# WHAT YOU SHOULD DO:
Write out the material exactly, with the pictures left out.

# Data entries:
===

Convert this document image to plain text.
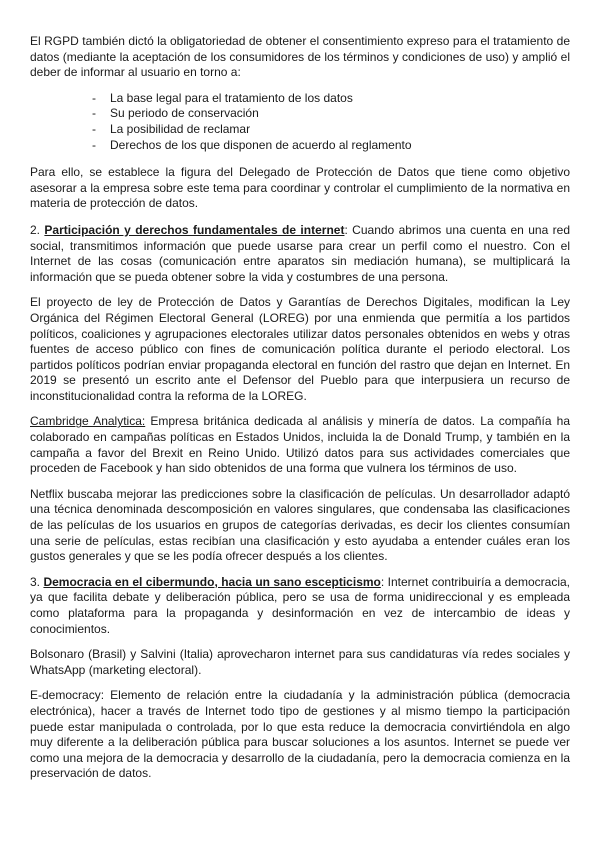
El RGPD también dictó la obligatoriedad de obtener el consentimiento expreso para el tratamiento de datos (mediante la aceptación de los consumidores de los términos y condiciones de uso) y amplió el deber de informar al usuario en torno a:

- La base legal para el tratamiento de los datos
- Su periodo de conservación
- La posibilidad de reclamar
- Derechos de los que disponen de acuerdo al reglamento

Para ello, se establece la figura del Delegado de Protección de Datos que tiene como objetivo asesorar a la empresa sobre este tema para coordinar y controlar el cumplimiento de la normativa en materia de protección de datos.

2. Participación y derechos fundamentales de internet: Cuando abrimos una cuenta en una red social, transmitimos información que puede usarse para crear un perfil como el nuestro. Con el Internet de las cosas (comunicación entre aparatos sin mediación humana), se multiplicará la información que se pueda obtener sobre la vida y costumbres de una persona.

El proyecto de ley de Protección de Datos y Garantías de Derechos Digitales, modifican la Ley Orgánica del Régimen Electoral General (LOREG) por una enmienda que permitía a los partidos políticos, coaliciones y agrupaciones electorales utilizar datos personales obtenidos en webs y otras fuentes de acceso público con fines de comunicación política durante el periodo electoral. Los partidos políticos podrían enviar propaganda electoral en función del rastro que dejan en Internet. En 2019 se presentó un escrito ante el Defensor del Pueblo para que interpusiera un recurso de inconstitucionalidad contra la reforma de la LOREG.

Cambridge Analytica: Empresa británica dedicada al análisis y minería de datos. La compañía ha colaborado en campañas políticas en Estados Unidos, incluida la de Donald Trump, y también en la campaña a favor del Brexit en Reino Unido. Utilizó datos para sus actividades comerciales que proceden de Facebook y han sido obtenidos de una forma que vulnera los términos de uso.

Netflix buscaba mejorar las predicciones sobre la clasificación de películas. Un desarrollador adaptó una técnica denominada descomposición en valores singulares, que condensaba las clasificaciones de las películas de los usuarios en grupos de categorías derivadas, es decir los clientes consumían una serie de películas, estas recibían una clasificación y esto ayudaba a entender cuáles eran los gustos generales y que se les podía ofrecer después a los clientes.

3. Democracia en el cibermundo, hacia un sano escepticismo: Internet contribuiría a democracia, ya que facilita debate y deliberación pública, pero se usa de forma unidireccional y es empleada como plataforma para la propaganda y desinformación en vez de intercambio de ideas y conocimientos.

Bolsonaro (Brasil) y Salvini (Italia) aprovecharon internet para sus candidaturas vía redes sociales y WhatsApp (marketing electoral).

E-democracy: Elemento de relación entre la ciudadanía y la administración pública (democracia electrónica), hacer a través de Internet todo tipo de gestiones y al mismo tiempo la participación puede estar manipulada o controlada, por lo que esta reduce la democracia convirtiéndola en algo muy diferente a la deliberación pública para buscar soluciones a los asuntos. Internet se puede ver como una mejora de la democracia y desarrollo de la ciudadanía, pero la democracia comienza en la preservación de datos.
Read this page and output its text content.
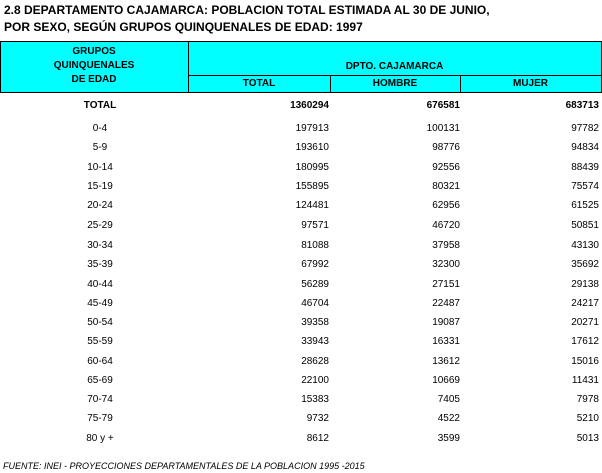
2.8 DEPARTAMENTO CAJAMARCA: POBLACION TOTAL ESTIMADA AL 30 DE JUNIO,
POR SEXO, SEGÚN GRUPOS QUINQUENALES DE EDAD: 1997
GRUPOS
QUINQUENALES
DE EDAD
DPTO. CAJAMARCA
TOTAL	HOMBRE	MUJER
TOTAL	1360294	676581	683713
0-4	197913	100131	97782
5-9	193610	98776	94834
10-14	180995	92556	88439
15-19	155895	80321	75574
20-24	124481	62956	61525
25-29	97571	46720	50851
30-34	81088	37958	43130
35-39	67992	32300	35692
40-44	56289	27151	29138
45-49	46704	22487	24217
50-54	39358	19087	20271
55-59	33943	16331	17612
60-64	28628	13612	15016
65-69	22100	10669	11431
70-74	15383	7405	7978
75-79	9732	4522	5210
80 y +	8612	3599	5013
FUENTE: INEI - PROYECCIONES DEPARTAMENTALES DE LA POBLACION 1995 -2015
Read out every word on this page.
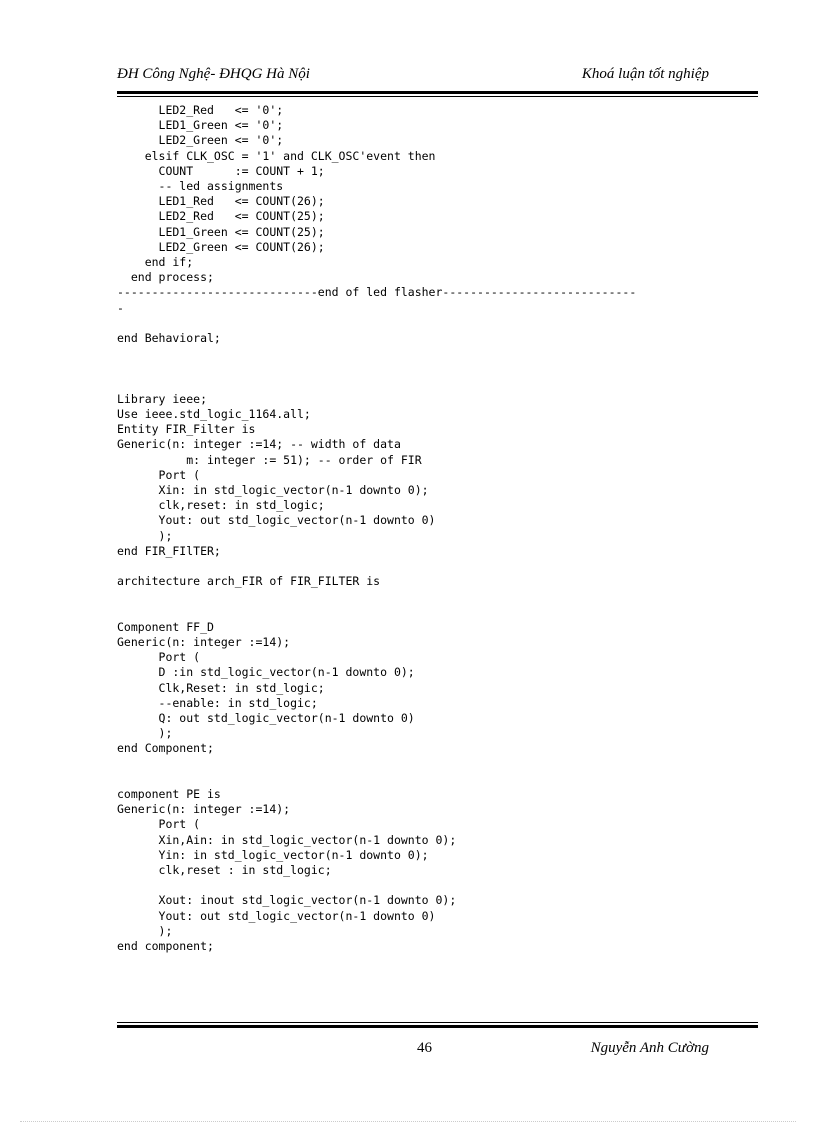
ĐH Công Nghệ- ĐHQG Hà Nội	Khoá luận tốt nghiệp
LED2_Red   <= '0';
LED1_Green <= '0';
LED2_Green <= '0';
elsif CLK_OSC = '1' and CLK_OSC'event then
COUNT      := COUNT + 1;
-- led assignments
LED1_Red   <= COUNT(26);
LED2_Red   <= COUNT(25);
LED1_Green <= COUNT(25);
LED2_Green <= COUNT(26);
end if;
end process;
-----------------------------end of led flasher----------------------------
-
end Behavioral;
Library ieee;
Use ieee.std_logic_1164.all;
Entity FIR_Filter is
Generic(n: integer :=14; -- width of data
m: integer := 51); -- order of FIR
Port (
Xin: in std_logic_vector(n-1 downto 0);
clk,reset: in std_logic;
Yout: out std_logic_vector(n-1 downto 0)
);
end FIR_FIlTER;
architecture arch_FIR of FIR_FILTER is
Component FF_D
Generic(n: integer :=14);
Port (
D :in std_logic_vector(n-1 downto 0);
Clk,Reset: in std_logic;
--enable: in std_logic;
Q: out std_logic_vector(n-1 downto 0)
);
end Component;
component PE is
Generic(n: integer :=14);
Port (
Xin,Ain: in std_logic_vector(n-1 downto 0);
Yin: in std_logic_vector(n-1 downto 0);
clk,reset : in std_logic;
Xout: inout std_logic_vector(n-1 downto 0);
Yout: out std_logic_vector(n-1 downto 0)
);
end component;
46	Nguyễn Anh Cường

===

# COMPLETED EXERCISE:
Convert this document image to plain text.
El RGPD también dictó la obligatoriedad de obtener el consentimiento expreso para el tratamiento de datos (mediante la aceptación de los consumidores de los términos y condiciones de uso) y amplió el deber de informar al usuario en torno a:

- La base legal para el tratamiento de los datos
- Su periodo de conservación
- La posibilidad de reclamar
- Derechos de los que disponen de acuerdo al reglamento

Para ello, se establece la figura del Delegado de Protección de Datos que tiene como objetivo asesorar a la empresa sobre este tema para coordinar y controlar el cumplimiento de la normativa en materia de protección de datos.

2. Participación y derechos fundamentales de internet: Cuando abrimos una cuenta en una red social, transmitimos información que puede usarse para crear un perfil como el nuestro. Con el Internet de las cosas (comunicación entre aparatos sin mediación humana), se multiplicará la información que se pueda obtener sobre la vida y costumbres de una persona.

El proyecto de ley de Protección de Datos y Garantías de Derechos Digitales, modifican la Ley Orgánica del Régimen Electoral General (LOREG) por una enmienda que permitía a los partidos políticos, coaliciones y agrupaciones electorales utilizar datos personales obtenidos en webs y otras fuentes de acceso público con fines de comunicación política durante el periodo electoral. Los partidos políticos podrían enviar propaganda electoral en función del rastro que dejan en Internet. En 2019 se presentó un escrito ante el Defensor del Pueblo para que interpusiera un recurso de inconstitucionalidad contra la reforma de la LOREG.

Cambridge Analytica: Empresa británica dedicada al análisis y minería de datos. La compañía ha colaborado en campañas políticas en Estados Unidos, incluida la de Donald Trump, y también en la campaña a favor del Brexit en Reino Unido. Utilizó datos para sus actividades comerciales que proceden de Facebook y han sido obtenidos de una forma que vulnera los términos de uso.

Netflix buscaba mejorar las predicciones sobre la clasificación de películas. Un desarrollador adaptó una técnica denominada descomposición en valores singulares, que condensaba las clasificaciones de las películas de los usuarios en grupos de categorías derivadas, es decir los clientes consumían una serie de películas, estas recibían una clasificación y esto ayudaba a entender cuáles eran los gustos generales y que se les podía ofrecer después a los clientes.

3. Democracia en el cibermundo, hacia un sano escepticismo: Internet contribuiría a democracia, ya que facilita debate y deliberación pública, pero se usa de forma unidireccional y es empleada como plataforma para la propaganda y desinformación en vez de intercambio de ideas y conocimientos.

Bolsonaro (Brasil) y Salvini (Italia) aprovecharon internet para sus candidaturas vía redes sociales y WhatsApp (marketing electoral).

E-democracy: Elemento de relación entre la ciudadanía y la administración pública (democracia electrónica), hacer a través de Internet todo tipo de gestiones y al mismo tiempo la participación puede estar manipulada o controlada, por lo que esta reduce la democracia convirtiéndola en algo muy diferente a la deliberación pública para buscar soluciones a los asuntos. Internet se puede ver como una mejora de la democracia y desarrollo de la ciudadanía, pero la democracia comienza en la preservación de datos.
Read this page and output its text content.
2.8 DEPARTAMENTO CAJAMARCA: POBLACION TOTAL ESTIMADA AL 30 DE JUNIO,
POR SEXO, SEGÚN GRUPOS QUINQUENALES DE EDAD: 1997
GRUPOS
QUINQUENALES
DE EDAD
DPTO. CAJAMARCA
TOTAL	HOMBRE	MUJER
TOTAL	1360294	676581	683713
0-4	197913	100131	97782
5-9	193610	98776	94834
10-14	180995	92556	88439
15-19	155895	80321	75574
20-24	124481	62956	61525
25-29	97571	46720	50851
30-34	81088	37958	43130
35-39	67992	32300	35692
40-44	56289	27151	29138
45-49	46704	22487	24217
50-54	39358	19087	20271
55-59	33943	16331	17612
60-64	28628	13612	15016
65-69	22100	10669	11431
70-74	15383	7405	7978
75-79	9732	4522	5210
80 y +	8612	3599	5013
FUENTE: INEI - PROYECCIONES DEPARTAMENTALES DE LA POBLACION 1995 -2015
Read out every word on this page.
ĐH Công Nghệ- ĐHQG Hà Nội	Khoá luận tốt nghiệp
LED2_Red   <= '0';
LED1_Green <= '0';
LED2_Green <= '0';
elsif CLK_OSC = '1' and CLK_OSC'event then
COUNT      := COUNT + 1;
-- led assignments
LED1_Red   <= COUNT(26);
LED2_Red   <= COUNT(25);
LED1_Green <= COUNT(25);
LED2_Green <= COUNT(26);
end if;
end process;
-----------------------------end of led flasher----------------------------
-
end Behavioral;
Library ieee;
Use ieee.std_logic_1164.all;
Entity FIR_Filter is
Generic(n: integer :=14; -- width of data
m: integer := 51); -- order of FIR
Port (
Xin: in std_logic_vector(n-1 downto 0);
clk,reset: in std_logic;
Yout: out std_logic_vector(n-1 downto 0)
);
end FIR_FIlTER;
architecture arch_FIR of FIR_FILTER is
Component FF_D
Generic(n: integer :=14);
Port (
D :in std_logic_vector(n-1 downto 0);
Clk,Reset: in std_logic;
--enable: in std_logic;
Q: out std_logic_vector(n-1 downto 0)
);
end Component;
component PE is
Generic(n: integer :=14);
Port (
Xin,Ain: in std_logic_vector(n-1 downto 0);
Yin: in std_logic_vector(n-1 downto 0);
clk,reset : in std_logic;
Xout: inout std_logic_vector(n-1 downto 0);
Yout: out std_logic_vector(n-1 downto 0)
);
end component;
46	Nguyễn Anh Cường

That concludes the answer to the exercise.